» **ЧТО НУЖНО СДЕЛАТЬ**:
Пожалуйста, перепишите дословно отрывок из текста о женском движении от слов "Концепция женщины, создаваемой" до слов "в 1830–1860-е годы." включительно.

### ТЕКСТ ДЛЯ ЧТЕНИЯ

Шрифт:
Интерпретация концепции женщины, моделей женственности в различных дискурсах – официальном, либеральном, радикальном – была различна. Согласно А. Дуке:
в ситуации сохранения понимания при сложностях взаимодействия, а то и при отсутствии прямой коммуникации между субъектами социального процесса, говорит именно о различии дискурсов взаимодействующих субъектов 181 .
И о противостоянии их друг другу, добавим от себя. Таким образом происходит языковая демаркация, свойственная любому общественному движению и являющаяся качественной характеристикой протестного движения.
181
Там же.
Если женское движение в начале своего становления использовало политический дискурс зарождающихся либерально-демократического и радикально-демократического движений, которые в то время разнились мало, и он вполне удовлетворял потребности в описании и объяснении, мобилизации, то, начиная с 1890-х годов, движение начинает продуцировать собственный дискурс. Это повлекло за собой изменение в постановке проблемы, в ее описании и в дальнейшем конструировании, привело к изменению мобилизационного потенциала движения – новшества отпугнули одних и привлекли других. А. В. Амфитеатров зафиксировал этот процесс в своей блестящей полемической статье «Женщина в общественных движениях России» 182 , в которой он ядовито констатировал тот факт, что русские писатели – «жорж-зандисты 40-х годов», поддерживавшие женщин в их стремлении к эмансипации, – «сплоховали» и отступились, когда русская женщина всерьез взялась добиваться своих прав, не дождавшись ответов от Рудневых и Лаврецких. К этому же выводу пришла М. К. Цебрикова, анализируя творчество А. Ф. Писемского – одного из первых разработчиков «женской» темы в русской литературе (1840-е годы), которого она обвинила в отречении от своего детища – темы эмансипации женщин 183 .
182
Амфитеатров А. В. Указ. соч. С. 43.
183
Цебрикова М. К. Гуманный защитник женских прав // Отечественные записки. 1870. № 2. С. 227.
Происходило это потому, что «печальники женского вопроса» проблематизировали и конструировали ситуацию в рамках господствующего патриархатного дискурса, «работая» в рамках существующих концепций и стереотипов женственности, и при всем своем искреннем желании помочь женщинам они не могли предложить им какого-либо реального пути. Потому что реальный путь женского освобождения пролегал через ломку этих самых концепций, стереотипов и моделей женственности.
Концепция женщины, создаваемой и поднимаемой мужчиной до своего уровня (изваянной Галатеи), и концепция мужчины (ваятеля Пигмалиона) соответствовали уровню понимания проблемы и определили пути ее решения российской общественностью в 1830–1860-е годы.
Процесс осмысления женских проблем был двусторонним и взаимообусловленным. Не только представители мужской интеллигенции видели специфичность и «недостаточность» положения женщины в обществе, ущемленность ее прав и думали о необходимости изменения такого положения, что зафиксировано отечественной исторической наукой, но и образованные русские женщины, переживая кризис идентичности, также размышляли на эту тему и развивали ее – то, что российская наука еще практически не исследовала.

######
### НАБОР ДАННЫХ

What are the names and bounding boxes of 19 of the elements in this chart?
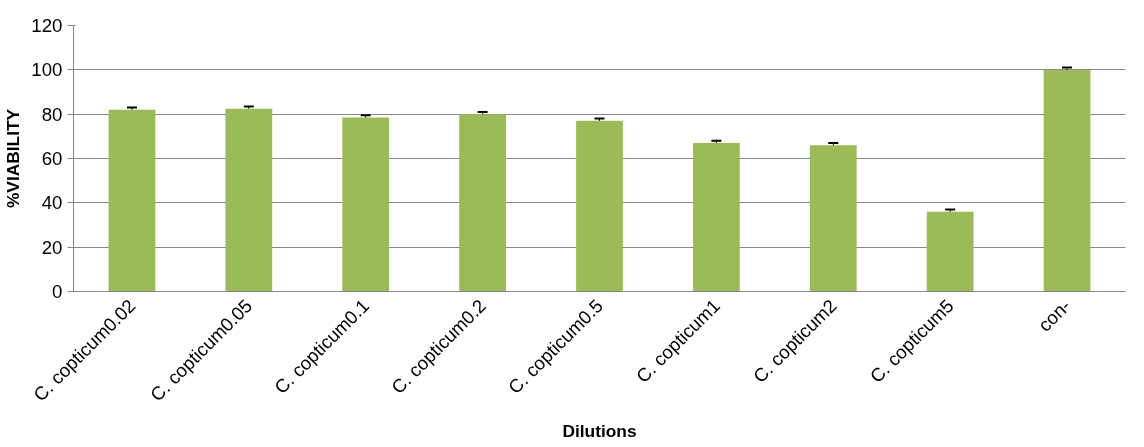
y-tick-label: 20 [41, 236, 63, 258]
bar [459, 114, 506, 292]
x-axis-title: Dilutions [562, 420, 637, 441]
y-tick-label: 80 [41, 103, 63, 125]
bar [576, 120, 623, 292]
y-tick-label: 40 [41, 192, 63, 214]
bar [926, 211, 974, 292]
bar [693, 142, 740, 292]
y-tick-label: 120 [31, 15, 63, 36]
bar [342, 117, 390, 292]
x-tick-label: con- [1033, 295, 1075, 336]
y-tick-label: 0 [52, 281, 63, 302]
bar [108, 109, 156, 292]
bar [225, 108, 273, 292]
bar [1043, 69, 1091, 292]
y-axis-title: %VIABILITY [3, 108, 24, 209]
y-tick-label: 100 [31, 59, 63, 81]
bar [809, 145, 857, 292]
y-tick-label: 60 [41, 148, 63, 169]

######

» **РЕЗУЛЬТАТ**:
Концепция женщины, создаваемой и поднимаемой мужчиной до своего уровня (изваянной Галатеи), и концепция мужчины (ваятеля Пигмалиона) соответствовали уровню понимания проблемы и определили пути ее решения российской общественностью в 1830–1860-е годы.